Stored data entries
- - - -

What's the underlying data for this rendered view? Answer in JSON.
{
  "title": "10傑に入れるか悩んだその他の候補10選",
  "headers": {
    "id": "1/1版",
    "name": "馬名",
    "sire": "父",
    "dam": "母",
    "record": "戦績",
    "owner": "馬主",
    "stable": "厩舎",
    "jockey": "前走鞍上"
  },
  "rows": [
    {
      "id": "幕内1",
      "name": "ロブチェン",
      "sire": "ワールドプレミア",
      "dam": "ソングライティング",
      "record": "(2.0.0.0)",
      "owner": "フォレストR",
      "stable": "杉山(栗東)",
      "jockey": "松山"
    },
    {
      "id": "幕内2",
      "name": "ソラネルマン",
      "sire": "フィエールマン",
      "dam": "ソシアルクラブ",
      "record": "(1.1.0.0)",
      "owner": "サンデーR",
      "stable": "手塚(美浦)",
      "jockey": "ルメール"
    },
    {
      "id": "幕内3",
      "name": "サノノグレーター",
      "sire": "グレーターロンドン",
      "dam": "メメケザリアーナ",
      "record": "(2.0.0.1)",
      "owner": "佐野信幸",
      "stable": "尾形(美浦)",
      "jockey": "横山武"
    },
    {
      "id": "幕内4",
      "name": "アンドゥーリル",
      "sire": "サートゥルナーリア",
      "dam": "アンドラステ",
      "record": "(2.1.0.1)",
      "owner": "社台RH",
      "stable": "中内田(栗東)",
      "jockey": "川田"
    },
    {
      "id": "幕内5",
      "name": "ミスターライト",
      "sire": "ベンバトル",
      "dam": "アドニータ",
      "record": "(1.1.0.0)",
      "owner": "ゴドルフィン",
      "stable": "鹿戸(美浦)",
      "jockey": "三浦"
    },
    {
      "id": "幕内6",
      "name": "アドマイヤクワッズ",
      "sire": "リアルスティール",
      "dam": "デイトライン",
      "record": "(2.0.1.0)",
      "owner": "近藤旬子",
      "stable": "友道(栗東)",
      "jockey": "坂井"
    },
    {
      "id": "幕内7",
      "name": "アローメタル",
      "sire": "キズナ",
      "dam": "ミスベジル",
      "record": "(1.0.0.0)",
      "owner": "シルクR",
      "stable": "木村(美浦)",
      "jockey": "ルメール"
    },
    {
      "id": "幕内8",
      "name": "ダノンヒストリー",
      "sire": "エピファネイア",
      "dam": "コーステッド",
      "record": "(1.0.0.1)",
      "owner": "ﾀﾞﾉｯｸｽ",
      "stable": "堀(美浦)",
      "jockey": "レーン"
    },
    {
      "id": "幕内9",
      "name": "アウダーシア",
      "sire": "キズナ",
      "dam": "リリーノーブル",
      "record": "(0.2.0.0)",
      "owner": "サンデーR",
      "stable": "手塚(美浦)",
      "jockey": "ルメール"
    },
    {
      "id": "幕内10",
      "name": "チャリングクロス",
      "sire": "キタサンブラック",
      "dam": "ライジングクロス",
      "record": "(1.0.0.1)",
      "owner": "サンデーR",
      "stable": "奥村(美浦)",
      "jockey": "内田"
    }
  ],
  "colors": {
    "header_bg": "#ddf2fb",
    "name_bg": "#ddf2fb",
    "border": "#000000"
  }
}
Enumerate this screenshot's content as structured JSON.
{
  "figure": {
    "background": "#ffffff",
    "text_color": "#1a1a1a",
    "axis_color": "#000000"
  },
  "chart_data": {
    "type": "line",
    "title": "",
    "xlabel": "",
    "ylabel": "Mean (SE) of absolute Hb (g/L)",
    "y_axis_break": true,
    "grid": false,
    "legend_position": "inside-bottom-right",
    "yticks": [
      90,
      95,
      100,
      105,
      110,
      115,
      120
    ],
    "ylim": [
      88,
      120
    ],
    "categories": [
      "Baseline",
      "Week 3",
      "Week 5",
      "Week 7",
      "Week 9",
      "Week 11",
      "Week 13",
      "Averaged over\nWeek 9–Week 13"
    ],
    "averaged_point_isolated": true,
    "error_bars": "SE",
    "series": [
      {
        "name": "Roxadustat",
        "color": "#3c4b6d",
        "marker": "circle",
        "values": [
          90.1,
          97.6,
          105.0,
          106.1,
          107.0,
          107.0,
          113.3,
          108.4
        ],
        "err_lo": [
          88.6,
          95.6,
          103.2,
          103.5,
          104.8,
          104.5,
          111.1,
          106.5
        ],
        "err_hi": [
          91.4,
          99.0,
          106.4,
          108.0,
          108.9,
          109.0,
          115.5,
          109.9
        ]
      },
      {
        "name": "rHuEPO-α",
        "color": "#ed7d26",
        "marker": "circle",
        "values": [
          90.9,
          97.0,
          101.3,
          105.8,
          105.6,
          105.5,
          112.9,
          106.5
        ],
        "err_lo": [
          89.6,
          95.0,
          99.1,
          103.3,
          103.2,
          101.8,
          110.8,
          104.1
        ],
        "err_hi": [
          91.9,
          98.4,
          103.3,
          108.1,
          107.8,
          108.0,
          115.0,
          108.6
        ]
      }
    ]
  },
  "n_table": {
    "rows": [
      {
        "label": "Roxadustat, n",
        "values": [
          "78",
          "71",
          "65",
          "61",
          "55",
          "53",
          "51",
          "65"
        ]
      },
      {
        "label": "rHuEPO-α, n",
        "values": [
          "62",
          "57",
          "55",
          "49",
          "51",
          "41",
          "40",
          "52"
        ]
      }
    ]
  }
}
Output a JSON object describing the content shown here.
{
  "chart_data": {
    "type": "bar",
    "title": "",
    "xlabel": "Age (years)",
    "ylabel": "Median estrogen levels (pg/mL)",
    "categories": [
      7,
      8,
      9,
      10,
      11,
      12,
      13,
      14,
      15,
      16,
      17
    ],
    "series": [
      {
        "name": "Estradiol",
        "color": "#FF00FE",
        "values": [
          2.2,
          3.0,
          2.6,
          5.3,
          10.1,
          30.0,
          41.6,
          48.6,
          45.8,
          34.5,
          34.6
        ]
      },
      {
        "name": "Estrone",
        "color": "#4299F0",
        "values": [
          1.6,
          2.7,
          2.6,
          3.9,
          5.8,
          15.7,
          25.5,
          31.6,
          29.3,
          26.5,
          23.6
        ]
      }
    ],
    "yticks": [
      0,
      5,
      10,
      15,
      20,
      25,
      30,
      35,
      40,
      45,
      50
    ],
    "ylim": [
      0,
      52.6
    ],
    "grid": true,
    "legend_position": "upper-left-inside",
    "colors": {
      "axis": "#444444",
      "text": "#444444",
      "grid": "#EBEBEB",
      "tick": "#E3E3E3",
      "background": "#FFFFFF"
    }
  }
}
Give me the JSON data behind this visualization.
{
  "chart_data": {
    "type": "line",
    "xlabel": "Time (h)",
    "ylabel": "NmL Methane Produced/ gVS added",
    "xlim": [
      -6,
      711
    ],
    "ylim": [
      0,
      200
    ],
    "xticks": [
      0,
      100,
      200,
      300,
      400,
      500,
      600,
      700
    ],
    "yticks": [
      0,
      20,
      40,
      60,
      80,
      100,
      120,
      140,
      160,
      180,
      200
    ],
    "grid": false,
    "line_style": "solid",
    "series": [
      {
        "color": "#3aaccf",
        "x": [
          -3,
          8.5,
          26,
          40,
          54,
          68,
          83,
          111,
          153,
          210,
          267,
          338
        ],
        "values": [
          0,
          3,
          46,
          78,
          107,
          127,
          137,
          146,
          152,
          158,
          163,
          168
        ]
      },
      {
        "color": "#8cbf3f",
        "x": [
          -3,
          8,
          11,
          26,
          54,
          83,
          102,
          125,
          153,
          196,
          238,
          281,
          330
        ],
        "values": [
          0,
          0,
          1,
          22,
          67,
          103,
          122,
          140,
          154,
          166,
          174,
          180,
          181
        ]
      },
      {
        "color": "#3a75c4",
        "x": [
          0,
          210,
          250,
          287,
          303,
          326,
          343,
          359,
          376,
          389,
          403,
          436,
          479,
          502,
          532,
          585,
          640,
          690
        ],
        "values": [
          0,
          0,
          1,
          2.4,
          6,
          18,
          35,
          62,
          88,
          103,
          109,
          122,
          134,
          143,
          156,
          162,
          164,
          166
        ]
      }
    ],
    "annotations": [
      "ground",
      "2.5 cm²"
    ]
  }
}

- - - -

# Aim
Report every line containing the word "true" from the listing above.

# Answer
    "y_axis_break": true,
    "averaged_point_isolated": true,
    "grid": true,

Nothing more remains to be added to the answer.